Some data
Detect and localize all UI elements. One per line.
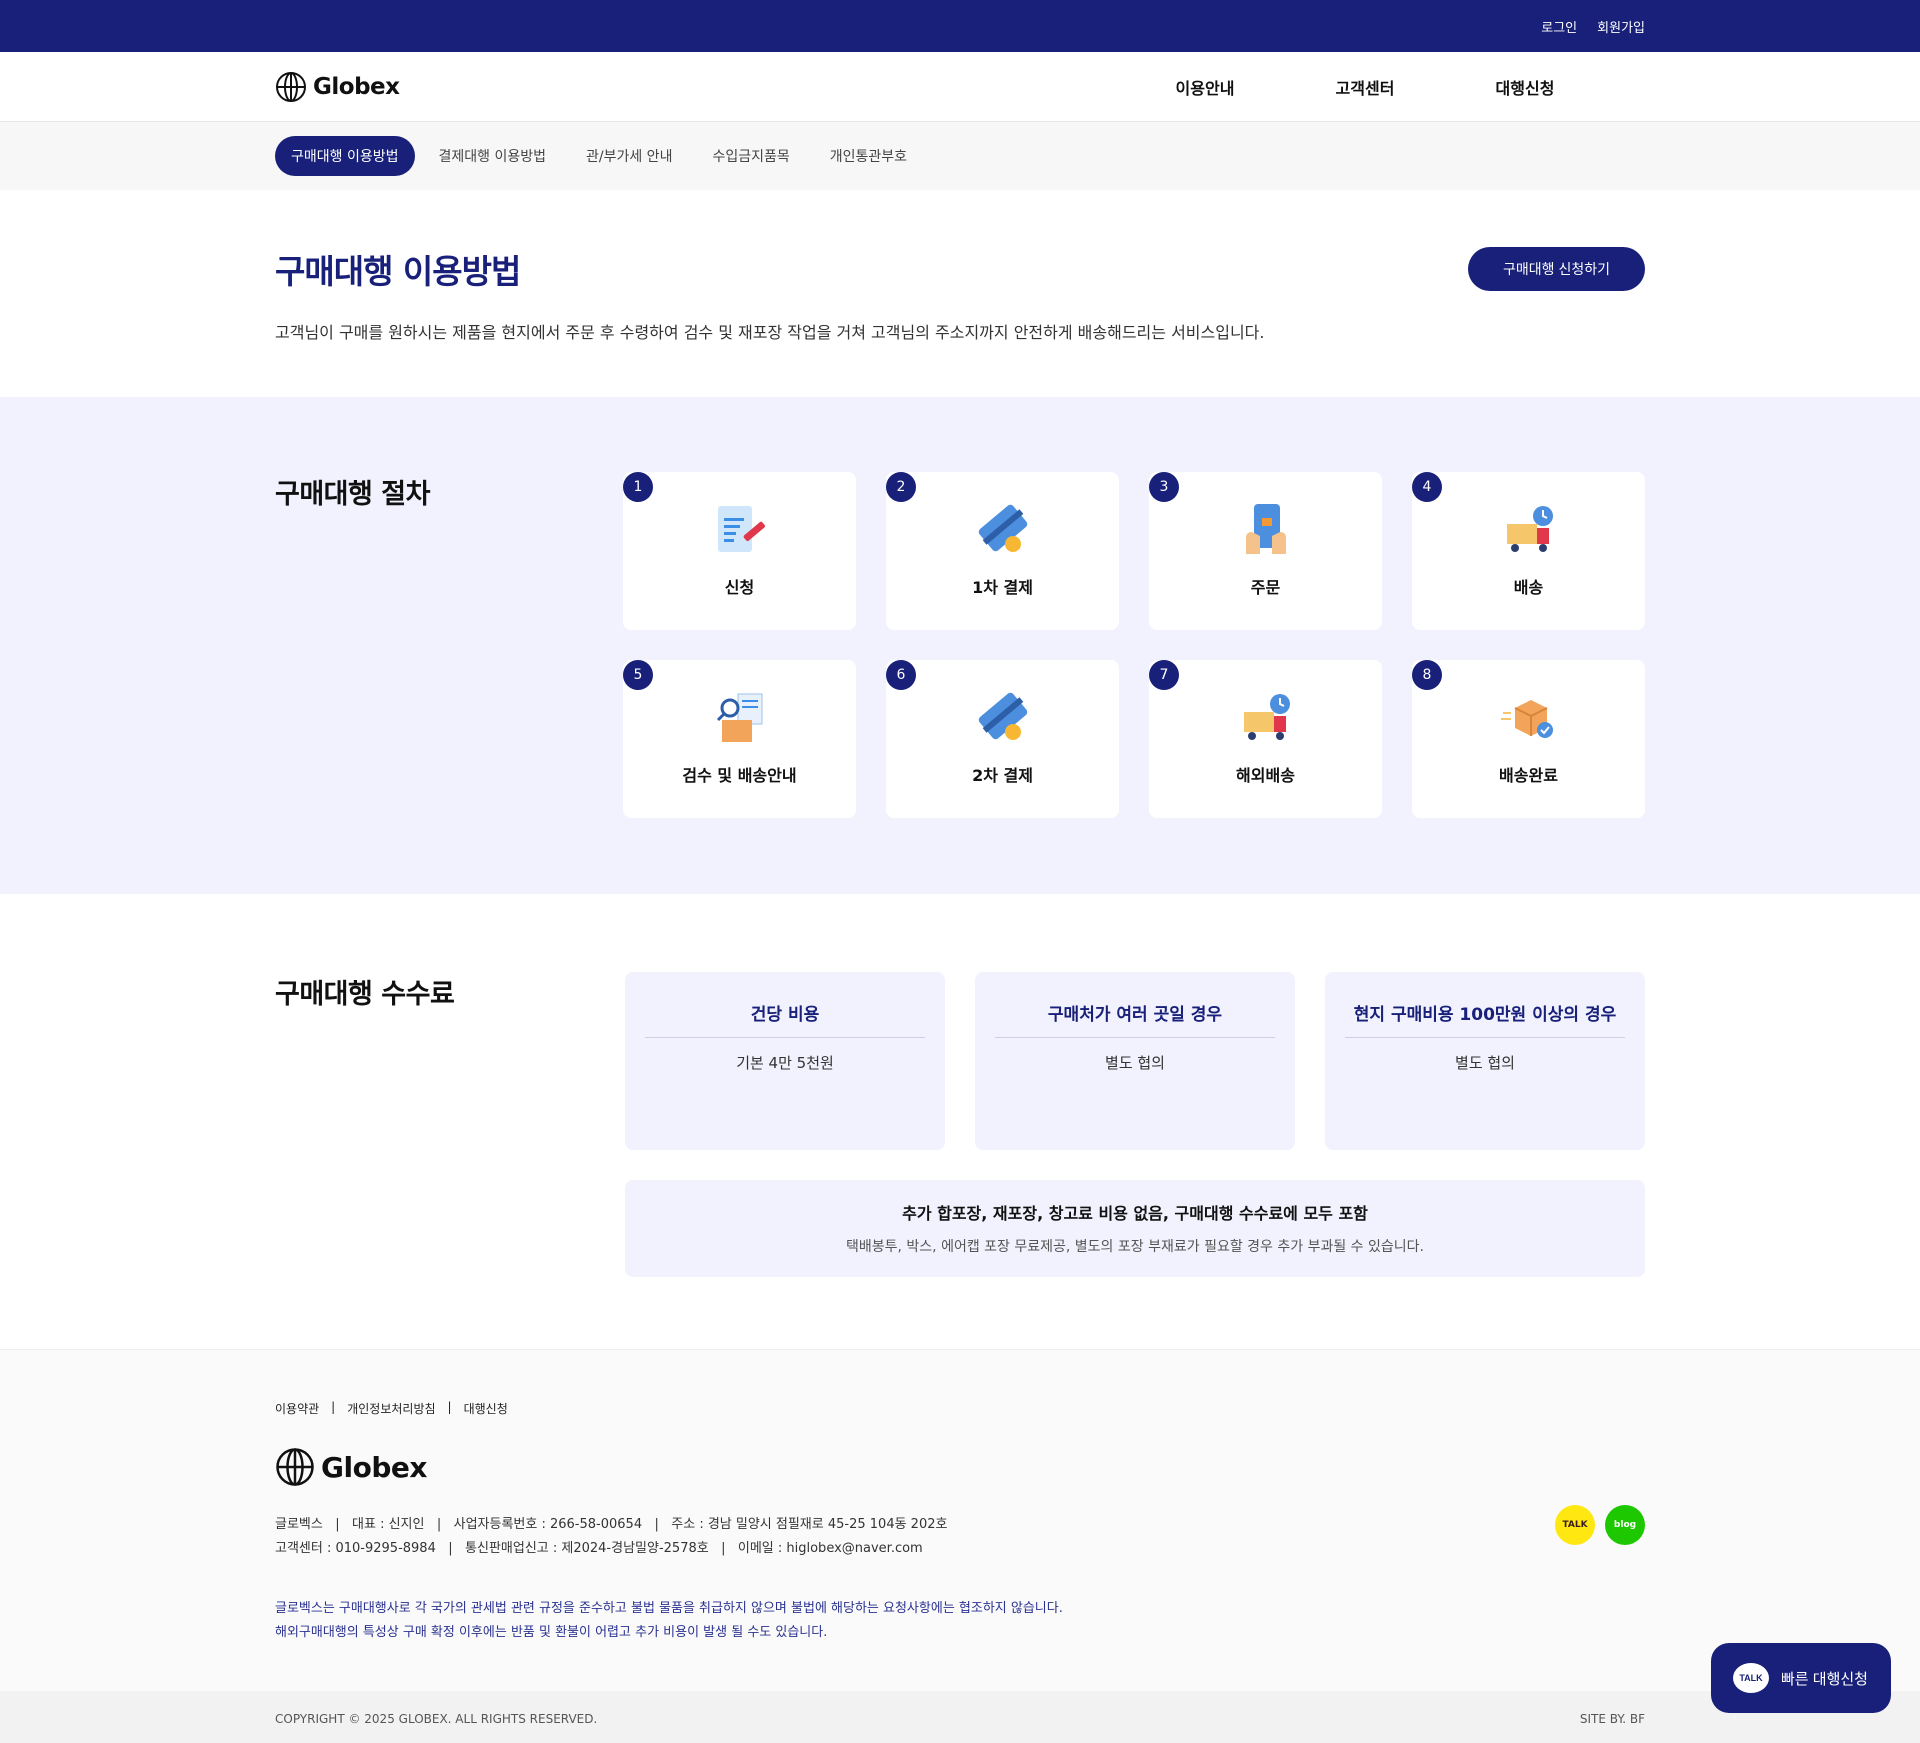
quick-apply-button[interactable]: TALK 빠른 대행신청: [1711, 1643, 1891, 1713]
subnav-payment-guide[interactable]: 결제대행 이용방법: [423, 136, 563, 176]
step-card: 6 2차 결제: [886, 660, 1119, 818]
footer-link-separator: |: [447, 1400, 452, 1414]
credit-card-icon: [978, 692, 1027, 740]
fee-card-title: 건당 비용: [645, 1000, 925, 1038]
footer-logo: Globex: [275, 1447, 1645, 1487]
overseas-truck-icon: [1243, 694, 1290, 740]
document-pen-icon: [717, 506, 765, 552]
step-label: 배송완료: [1499, 766, 1558, 785]
inspection-box-icon: [716, 693, 762, 742]
step-card: 2 1차 결제: [886, 472, 1119, 630]
naver-blog-icon[interactable]: blog: [1605, 1505, 1645, 1545]
subnav-purchase-guide[interactable]: 구매대행 이용방법: [275, 136, 415, 176]
copyright-bar: COPYRIGHT © 2025 GLOBEX. ALL RIGHTS RESE…: [0, 1691, 1920, 1743]
step-card: 3 주문: [1149, 472, 1382, 630]
delivered-box-icon: [1500, 700, 1553, 738]
step-card: 1 신청: [623, 472, 856, 630]
step-card: 4 배송: [1412, 472, 1645, 630]
step-label: 검수 및 배송안내: [682, 766, 797, 785]
page-title: 구매대행 이용방법: [275, 252, 521, 291]
step-number: 8: [1412, 660, 1442, 690]
company-info-line: 고객센터 : 010-9295-8984 | 통신판매업신고 : 제2024-경…: [275, 1541, 923, 1556]
header: Globex 이용안내 고객센터 대행신청: [0, 52, 1920, 122]
step-card: 8 배송완료: [1412, 660, 1645, 818]
logo-text: Globex: [313, 74, 400, 100]
talk-bubble-icon: TALK: [1733, 1663, 1769, 1693]
company-info: 글로벡스 | 대표 : 신지인 | 사업자등록번호 : 266-58-00654…: [275, 1513, 1645, 1561]
fee-card-title: 현지 구매비용 100만원 이상의 경우: [1345, 1000, 1625, 1038]
fee-area: 건당 비용 기본 4만 5천원 구매처가 여러 곳일 경우 별도 협의 현지 구…: [625, 972, 1645, 1277]
nav-guide[interactable]: 이용안내: [1125, 75, 1285, 99]
step-label: 신청: [724, 578, 755, 597]
step-label: 주문: [1250, 578, 1281, 597]
subnav-tax-info[interactable]: 관/부가세 안내: [570, 136, 688, 176]
step-number: 4: [1412, 472, 1442, 502]
kakao-talk-icon[interactable]: TALK: [1555, 1505, 1595, 1545]
step-label: 해외배송: [1236, 766, 1295, 785]
legal-notice-line: 해외구매대행의 특성상 구매 확정 이후에는 반품 및 환불이 어렵고 추가 비…: [275, 1625, 828, 1640]
fee-card: 건당 비용 기본 4만 5천원: [625, 972, 945, 1150]
process-steps: 1 신청 2 1차 결제 3 주문 4 배송 5 검수 및 배송안내 6 2차 …: [623, 472, 1645, 818]
fee-card: 구매처가 여러 곳일 경우 별도 협의: [975, 972, 1295, 1150]
delivery-truck-icon: [1506, 506, 1553, 552]
nav-support[interactable]: 고객센터: [1285, 75, 1445, 99]
fee-card-value: 별도 협의: [1455, 1054, 1515, 1072]
privacy-link[interactable]: 개인정보처리방침: [347, 1400, 435, 1417]
step-card: 5 검수 및 배송안내: [623, 660, 856, 818]
nav-apply[interactable]: 대행신청: [1445, 75, 1605, 99]
fees-title: 구매대행 수수료: [275, 979, 455, 1010]
step-label: 1차 결제: [972, 578, 1033, 597]
subnav-prohibited-items[interactable]: 수입금지품목: [696, 136, 805, 176]
legal-notice: 글로벡스는 구매대행사로 각 국가의 관세법 관련 규정을 준수하고 불법 물품…: [275, 1597, 1645, 1645]
fee-card-value: 별도 협의: [1105, 1054, 1165, 1072]
copyright-text: COPYRIGHT © 2025 GLOBEX. ALL RIGHTS RESE…: [275, 1711, 598, 1726]
hero-section: 구매대행 이용방법 고객님이 구매를 원하시는 제품을 현지에서 주문 후 수령…: [0, 190, 1920, 397]
page-description: 고객님이 구매를 원하시는 제품을 현지에서 주문 후 수령하여 검수 및 재포…: [275, 323, 1265, 342]
logo[interactable]: Globex: [275, 71, 400, 103]
globe-icon: [276, 1448, 314, 1486]
terms-link[interactable]: 이용약관: [275, 1400, 319, 1417]
step-number: 6: [886, 660, 916, 690]
fee-cards: 건당 비용 기본 4만 5천원 구매처가 여러 곳일 경우 별도 협의 현지 구…: [625, 972, 1645, 1150]
step-label: 2차 결제: [972, 766, 1033, 785]
footer-links: 이용약관 | 개인정보처리방침 | 대행신청: [275, 1400, 1645, 1417]
step-label: 배송: [1513, 578, 1544, 597]
fee-card-title: 구매처가 여러 곳일 경우: [995, 1000, 1275, 1038]
fees-section: 구매대행 수수료 건당 비용 기본 4만 5천원 구매처가 여러 곳일 경우 별…: [0, 894, 1920, 1349]
footer: 이용약관 | 개인정보처리방침 | 대행신청 Globex 글로벡스 | 대표 …: [0, 1349, 1920, 1691]
step-number: 2: [886, 472, 916, 502]
fee-note-description: 택배봉투, 박스, 에어캡 포장 무료제공, 별도의 포장 부재료가 필요할 경…: [846, 1239, 1424, 1255]
fee-card-value: 기본 4만 5천원: [736, 1054, 834, 1072]
company-info-line: 글로벡스 | 대표 : 신지인 | 사업자등록번호 : 266-58-00654…: [275, 1517, 948, 1532]
fee-note-title: 추가 합포장, 재포장, 창고료 비용 없음, 구매대행 수수료에 모두 포함: [902, 1204, 1368, 1223]
subnav-customs-code[interactable]: 개인통관부호: [814, 136, 923, 176]
signup-link[interactable]: 회원가입: [1597, 17, 1645, 36]
fee-card: 현지 구매비용 100만원 이상의 경우 별도 협의: [1325, 972, 1645, 1150]
footer-logo-text: Globex: [321, 1450, 427, 1484]
step-number: 5: [623, 660, 653, 690]
site-by-text: SITE BY. BF: [1579, 1711, 1645, 1726]
login-link[interactable]: 로그인: [1541, 17, 1577, 36]
step-card: 7 해외배송: [1149, 660, 1382, 818]
sns-links: TALK blog: [1555, 1505, 1645, 1545]
sub-nav: 구매대행 이용방법 결제대행 이용방법 관/부가세 안내 수입금지품목 개인통관…: [0, 122, 1920, 190]
step-number: 7: [1149, 660, 1179, 690]
apply-link[interactable]: 대행신청: [464, 1400, 508, 1417]
main-nav: 이용안내 고객센터 대행신청: [1125, 75, 1605, 99]
fee-note: 추가 합포장, 재포장, 창고료 비용 없음, 구매대행 수수료에 모두 포함 …: [625, 1180, 1645, 1277]
top-bar: 로그인 회원가입: [0, 0, 1920, 52]
credit-card-icon: [978, 504, 1027, 552]
quick-apply-label: 빠른 대행신청: [1781, 1670, 1868, 1688]
legal-notice-line: 글로벡스는 구매대행사로 각 국가의 관세법 관련 규정을 준수하고 불법 물품…: [275, 1601, 1063, 1616]
globe-icon: [276, 72, 306, 102]
phone-order-icon: [1245, 504, 1286, 554]
process-title: 구매대행 절차: [275, 479, 430, 510]
apply-purchase-button[interactable]: 구매대행 신청하기: [1468, 247, 1645, 291]
step-number: 1: [623, 472, 653, 502]
process-section: 구매대행 절차 1 신청 2 1차 결제 3 주문 4 배송 5 검수 및 배송…: [0, 397, 1920, 894]
step-number: 3: [1149, 472, 1179, 502]
footer-link-separator: |: [331, 1400, 336, 1414]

• _WHAT NEEDS TO BE DONE_
Rewrite the data above as a numbered list, starting at the line containing "quick-apply-button[interactable]: TALK 빠른" and ending at the line containing "nav-support[interactable]: 고객센터: [1285, 75, 1445, 99]". Leave out any blank lines.

• _PROBLEM SOLUTION_
1. quick-apply-button[interactable]: TALK 빠른 대행신청: [1711, 1643, 1891, 1713]
2. subnav-payment-guide[interactable]: 결제대행 이용방법: [423, 136, 563, 176]
3. step-card: 6 2차 결제: [886, 660, 1119, 818]
4. footer-link-separator: |: [447, 1400, 452, 1414]
5. credit-card-icon: [978, 692, 1027, 740]
6. fee-card-title: 건당 비용: [645, 1000, 925, 1038]
7. footer-logo: Globex: [275, 1447, 1645, 1487]
8. overseas-truck-icon: [1243, 694, 1290, 740]
9. document-pen-icon: [717, 506, 765, 552]
10. step-label: 배송완료: [1499, 766, 1558, 785]
11. inspection-box-icon: [716, 693, 762, 742]
12. step-card: 2 1차 결제: [886, 472, 1119, 630]
13. naver-blog-icon[interactable]: blog: [1605, 1505, 1645, 1545]
14. subnav-purchase-guide[interactable]: 구매대행 이용방법: [275, 136, 415, 176]
15. copyright-bar: COPYRIGHT © 2025 GLOBEX. ALL RIGHTS RESE…: [0, 1691, 1920, 1743]
16. step-card: 3 주문: [1149, 472, 1382, 630]
17. delivered-box-icon: [1500, 700, 1553, 738]
18. step-card: 1 신청: [623, 472, 856, 630]
19. step-card: 4 배송: [1412, 472, 1645, 630]
20. step-label: 검수 및 배송안내: [682, 766, 797, 785]
21. page-title: 구매대행 이용방법: [275, 252, 521, 291]
22. step-number: 8: [1412, 660, 1442, 690]
23. company-info-line: 고객센터 : 010-9295-8984 | 통신판매업신고 : 제2024-경…: [275, 1541, 923, 1556]
24. header: Globex 이용안내 고객센터 대행신청: [0, 52, 1920, 122]
25. step-card: 8 배송완료: [1412, 660, 1645, 818]
26. logo-text: Globex: [313, 74, 400, 100]
27. talk-bubble-icon: TALK: [1733, 1663, 1769, 1693]
28. company-info: 글로벡스 | 대표 : 신지인 | 사업자등록번호 : 266-58-00654…: [275, 1513, 1645, 1561]
29. fee-card-title: 현지 구매비용 100만원 이상의 경우: [1345, 1000, 1625, 1038]
30. fee-area: 건당 비용 기본 4만 5천원 구매처가 여러 곳일 경우 별도 협의 현지 구…: [625, 972, 1645, 1277]
31. nav-guide[interactable]: 이용안내: [1125, 75, 1285, 99]
32. step-label: 신청: [724, 578, 755, 597]
33. step-label: 주문: [1250, 578, 1281, 597]
34. subnav-tax-info[interactable]: 관/부가세 안내: [570, 136, 688, 176]
35. step-number: 4: [1412, 472, 1442, 502]
36. kakao-talk-icon[interactable]: TALK: [1555, 1505, 1595, 1545]
37. step-label: 해외배송: [1236, 766, 1295, 785]
38. legal-notice-line: 해외구매대행의 특성상 구매 확정 이후에는 반품 및 환불이 어렵고 추가 비…: [275, 1625, 828, 1640]
39. fee-card: 건당 비용 기본 4만 5천원: [625, 972, 945, 1150]
40. process-steps: 1 신청 2 1차 결제 3 주문 4 배송 5 검수 및 배송안내 6 2차 …: [623, 472, 1645, 818]
41. fee-card: 구매처가 여러 곳일 경우 별도 협의: [975, 972, 1295, 1150]
42. delivery-truck-icon: [1506, 506, 1553, 552]
43. nav-support[interactable]: 고객센터: [1285, 75, 1445, 99]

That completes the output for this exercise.